- [Task to carry out]
Pull out every line of the listing below where "Alabaster" appears.

============================================================

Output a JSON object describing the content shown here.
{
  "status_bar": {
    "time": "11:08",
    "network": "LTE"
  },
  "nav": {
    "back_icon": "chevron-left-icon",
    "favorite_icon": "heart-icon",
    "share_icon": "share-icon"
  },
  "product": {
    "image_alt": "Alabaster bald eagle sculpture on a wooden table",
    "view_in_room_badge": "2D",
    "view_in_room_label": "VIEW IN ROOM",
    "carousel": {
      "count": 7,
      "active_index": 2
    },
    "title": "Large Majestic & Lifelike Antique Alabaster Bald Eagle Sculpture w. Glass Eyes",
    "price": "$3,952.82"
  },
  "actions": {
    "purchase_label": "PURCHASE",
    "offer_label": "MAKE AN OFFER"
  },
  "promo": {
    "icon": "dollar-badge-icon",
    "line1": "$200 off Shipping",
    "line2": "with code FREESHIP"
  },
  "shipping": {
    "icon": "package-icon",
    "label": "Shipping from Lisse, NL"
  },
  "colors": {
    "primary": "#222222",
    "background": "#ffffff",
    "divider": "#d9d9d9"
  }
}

============================================================

- [Written reply]
    "image_alt": "Alabaster bald eagle sculpture on a wooden table",
    "title": "Large Majestic & Lifelike Antique Alabaster Bald Eagle Sculpture w. Glass Eyes",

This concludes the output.